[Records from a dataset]
▽

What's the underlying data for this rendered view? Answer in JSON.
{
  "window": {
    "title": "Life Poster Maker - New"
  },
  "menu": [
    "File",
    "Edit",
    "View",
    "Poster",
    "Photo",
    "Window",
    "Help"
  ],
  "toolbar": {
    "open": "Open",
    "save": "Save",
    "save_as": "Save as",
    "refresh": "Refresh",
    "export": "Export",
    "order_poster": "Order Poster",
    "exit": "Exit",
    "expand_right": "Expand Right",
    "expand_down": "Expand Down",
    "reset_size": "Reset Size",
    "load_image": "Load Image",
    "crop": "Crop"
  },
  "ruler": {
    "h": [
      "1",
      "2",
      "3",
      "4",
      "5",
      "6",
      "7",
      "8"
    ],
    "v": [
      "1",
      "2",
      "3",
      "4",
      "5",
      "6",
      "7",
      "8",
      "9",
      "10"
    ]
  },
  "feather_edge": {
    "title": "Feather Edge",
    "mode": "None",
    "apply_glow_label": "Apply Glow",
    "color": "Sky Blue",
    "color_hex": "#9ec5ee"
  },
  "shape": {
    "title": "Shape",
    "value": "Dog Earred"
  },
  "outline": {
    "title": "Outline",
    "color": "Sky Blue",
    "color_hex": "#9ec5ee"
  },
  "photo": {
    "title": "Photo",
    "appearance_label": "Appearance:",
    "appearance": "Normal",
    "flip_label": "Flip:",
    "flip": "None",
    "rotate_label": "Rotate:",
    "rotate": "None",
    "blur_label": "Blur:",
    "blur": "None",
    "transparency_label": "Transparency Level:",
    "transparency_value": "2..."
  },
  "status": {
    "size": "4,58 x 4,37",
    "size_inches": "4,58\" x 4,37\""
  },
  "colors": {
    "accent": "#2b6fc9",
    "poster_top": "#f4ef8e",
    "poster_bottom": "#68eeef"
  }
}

△

#### SHORT EXERCISE:
All of the material above needs to be copied exactly.

#### TASK RESPONSE:
What's the underlying data for this rendered view? Answer in JSON.
{
  "window": {
    "title": "Life Poster Maker - New"
  },
  "menu": [
    "File",
    "Edit",
    "View",
    "Poster",
    "Photo",
    "Window",
    "Help"
  ],
  "toolbar": {
    "open": "Open",
    "save": "Save",
    "save_as": "Save as",
    "refresh": "Refresh",
    "export": "Export",
    "order_poster": "Order Poster",
    "exit": "Exit",
    "expand_right": "Expand Right",
    "expand_down": "Expand Down",
    "reset_size": "Reset Size",
    "load_image": "Load Image",
    "crop": "Crop"
  },
  "ruler": {
    "h": [
      "1",
      "2",
      "3",
      "4",
      "5",
      "6",
      "7",
      "8"
    ],
    "v": [
      "1",
      "2",
      "3",
      "4",
      "5",
      "6",
      "7",
      "8",
      "9",
      "10"
    ]
  },
  "feather_edge": {
    "title": "Feather Edge",
    "mode": "None",
    "apply_glow_label": "Apply Glow",
    "color": "Sky Blue",
    "color_hex": "#9ec5ee"
  },
  "shape": {
    "title": "Shape",
    "value": "Dog Earred"
  },
  "outline": {
    "title": "Outline",
    "color": "Sky Blue",
    "color_hex": "#9ec5ee"
  },
  "photo": {
    "title": "Photo",
    "appearance_label": "Appearance:",
    "appearance": "Normal",
    "flip_label": "Flip:",
    "flip": "None",
    "rotate_label": "Rotate:",
    "rotate": "None",
    "blur_label": "Blur:",
    "blur": "None",
    "transparency_label": "Transparency Level:",
    "transparency_value": "2..."
  },
  "status": {
    "size": "4,58 x 4,37",
    "size_inches": "4,58\" x 4,37\""
  },
  "colors": {
    "accent": "#2b6fc9",
    "poster_top": "#f4ef8e",
    "poster_bottom": "#68eeef"
  }
}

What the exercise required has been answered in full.